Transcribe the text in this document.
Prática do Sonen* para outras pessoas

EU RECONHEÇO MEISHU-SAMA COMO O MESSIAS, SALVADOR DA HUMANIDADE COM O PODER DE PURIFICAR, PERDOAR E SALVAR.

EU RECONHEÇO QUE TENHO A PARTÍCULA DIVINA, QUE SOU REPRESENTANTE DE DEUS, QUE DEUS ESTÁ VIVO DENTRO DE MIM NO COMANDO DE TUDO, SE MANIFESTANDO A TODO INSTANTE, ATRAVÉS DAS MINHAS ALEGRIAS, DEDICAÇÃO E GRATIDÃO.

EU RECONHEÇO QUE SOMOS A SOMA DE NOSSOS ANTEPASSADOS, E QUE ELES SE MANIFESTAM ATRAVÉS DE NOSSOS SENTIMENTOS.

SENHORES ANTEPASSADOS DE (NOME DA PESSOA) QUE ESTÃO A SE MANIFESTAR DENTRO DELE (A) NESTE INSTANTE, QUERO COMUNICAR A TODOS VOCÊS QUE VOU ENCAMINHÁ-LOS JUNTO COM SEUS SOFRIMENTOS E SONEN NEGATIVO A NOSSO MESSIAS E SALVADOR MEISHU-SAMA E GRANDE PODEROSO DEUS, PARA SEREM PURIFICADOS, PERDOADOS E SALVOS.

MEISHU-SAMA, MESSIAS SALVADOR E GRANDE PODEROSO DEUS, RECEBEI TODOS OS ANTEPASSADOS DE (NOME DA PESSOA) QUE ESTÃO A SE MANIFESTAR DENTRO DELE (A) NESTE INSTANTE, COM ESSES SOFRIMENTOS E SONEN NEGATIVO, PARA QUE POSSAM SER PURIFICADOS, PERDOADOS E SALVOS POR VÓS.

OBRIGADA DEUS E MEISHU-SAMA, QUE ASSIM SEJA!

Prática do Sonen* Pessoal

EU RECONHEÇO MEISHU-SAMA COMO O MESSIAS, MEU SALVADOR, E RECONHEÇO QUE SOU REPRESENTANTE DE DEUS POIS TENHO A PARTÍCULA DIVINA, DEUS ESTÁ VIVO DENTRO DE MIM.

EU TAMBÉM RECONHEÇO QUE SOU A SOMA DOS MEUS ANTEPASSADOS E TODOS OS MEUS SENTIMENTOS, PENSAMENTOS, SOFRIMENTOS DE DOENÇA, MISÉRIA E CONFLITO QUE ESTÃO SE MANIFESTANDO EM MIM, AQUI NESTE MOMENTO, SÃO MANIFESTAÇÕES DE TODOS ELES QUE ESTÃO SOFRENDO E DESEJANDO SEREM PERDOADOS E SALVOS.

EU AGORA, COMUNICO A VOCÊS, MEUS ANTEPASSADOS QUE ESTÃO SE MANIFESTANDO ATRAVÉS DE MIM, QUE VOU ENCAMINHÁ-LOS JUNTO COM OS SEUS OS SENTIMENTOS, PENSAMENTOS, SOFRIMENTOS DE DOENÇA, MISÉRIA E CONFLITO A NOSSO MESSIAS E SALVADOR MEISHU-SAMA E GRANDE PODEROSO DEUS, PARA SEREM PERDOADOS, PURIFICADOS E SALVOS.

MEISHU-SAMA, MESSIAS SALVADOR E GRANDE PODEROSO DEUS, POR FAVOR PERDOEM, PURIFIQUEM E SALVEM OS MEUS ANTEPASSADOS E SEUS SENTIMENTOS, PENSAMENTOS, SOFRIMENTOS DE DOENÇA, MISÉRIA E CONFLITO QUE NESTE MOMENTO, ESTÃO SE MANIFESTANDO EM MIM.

········

TASK OBJECTIVE:
Print all of the entries exactly as they are written.

RESULT OF THIS EXERCISE:
Transcribe the text in this document.
Prática do Sonen* para outras pessoas

EU RECONHEÇO MEISHU-SAMA COMO O MESSIAS, SALVADOR DA HUMANIDADE COM O PODER DE PURIFICAR, PERDOAR E SALVAR.

EU RECONHEÇO QUE TENHO A PARTÍCULA DIVINA, QUE SOU REPRESENTANTE DE DEUS, QUE DEUS ESTÁ VIVO DENTRO DE MIM NO COMANDO DE TUDO, SE MANIFESTANDO A TODO INSTANTE, ATRAVÉS DAS MINHAS ALEGRIAS, DEDICAÇÃO E GRATIDÃO.

EU RECONHEÇO QUE SOMOS A SOMA DE NOSSOS ANTEPASSADOS, E QUE ELES SE MANIFESTAM ATRAVÉS DE NOSSOS SENTIMENTOS.

SENHORES ANTEPASSADOS DE (NOME DA PESSOA) QUE ESTÃO A SE MANIFESTAR DENTRO DELE (A) NESTE INSTANTE, QUERO COMUNICAR A TODOS VOCÊS QUE VOU ENCAMINHÁ-LOS JUNTO COM SEUS SOFRIMENTOS E SONEN NEGATIVO A NOSSO MESSIAS E SALVADOR MEISHU-SAMA E GRANDE PODEROSO DEUS, PARA SEREM PURIFICADOS, PERDOADOS E SALVOS.

MEISHU-SAMA, MESSIAS SALVADOR E GRANDE PODEROSO DEUS, RECEBEI TODOS OS ANTEPASSADOS DE (NOME DA PESSOA) QUE ESTÃO A SE MANIFESTAR DENTRO DELE (A) NESTE INSTANTE, COM ESSES SOFRIMENTOS E SONEN NEGATIVO, PARA QUE POSSAM SER PURIFICADOS, PERDOADOS E SALVOS POR VÓS.

OBRIGADA DEUS E MEISHU-SAMA, QUE ASSIM SEJA!

Prática do Sonen* Pessoal

EU RECONHEÇO MEISHU-SAMA COMO O MESSIAS, MEU SALVADOR, E RECONHEÇO QUE SOU REPRESENTANTE DE DEUS POIS TENHO A PARTÍCULA DIVINA, DEUS ESTÁ VIVO DENTRO DE MIM.

EU TAMBÉM RECONHEÇO QUE SOU A SOMA DOS MEUS ANTEPASSADOS E TODOS OS MEUS SENTIMENTOS, PENSAMENTOS, SOFRIMENTOS DE DOENÇA, MISÉRIA E CONFLITO QUE ESTÃO SE MANIFESTANDO EM MIM, AQUI NESTE MOMENTO, SÃO MANIFESTAÇÕES DE TODOS ELES QUE ESTÃO SOFRENDO E DESEJANDO SEREM PERDOADOS E SALVOS.

EU AGORA, COMUNICO A VOCÊS, MEUS ANTEPASSADOS QUE ESTÃO SE MANIFESTANDO ATRAVÉS DE MIM, QUE VOU ENCAMINHÁ-LOS JUNTO COM OS SEUS OS SENTIMENTOS, PENSAMENTOS, SOFRIMENTOS DE DOENÇA, MISÉRIA E CONFLITO A NOSSO MESSIAS E SALVADOR MEISHU-SAMA E GRANDE PODEROSO DEUS, PARA SEREM PERDOADOS, PURIFICADOS E SALVOS.

MEISHU-SAMA, MESSIAS SALVADOR E GRANDE PODEROSO DEUS, POR FAVOR PERDOEM, PURIFIQUEM E SALVEM OS MEUS ANTEPASSADOS E SEUS SENTIMENTOS, PENSAMENTOS, SOFRIMENTOS DE DOENÇA, MISÉRIA E CONFLITO QUE NESTE MOMENTO, ESTÃO SE MANIFESTANDO EM MIM.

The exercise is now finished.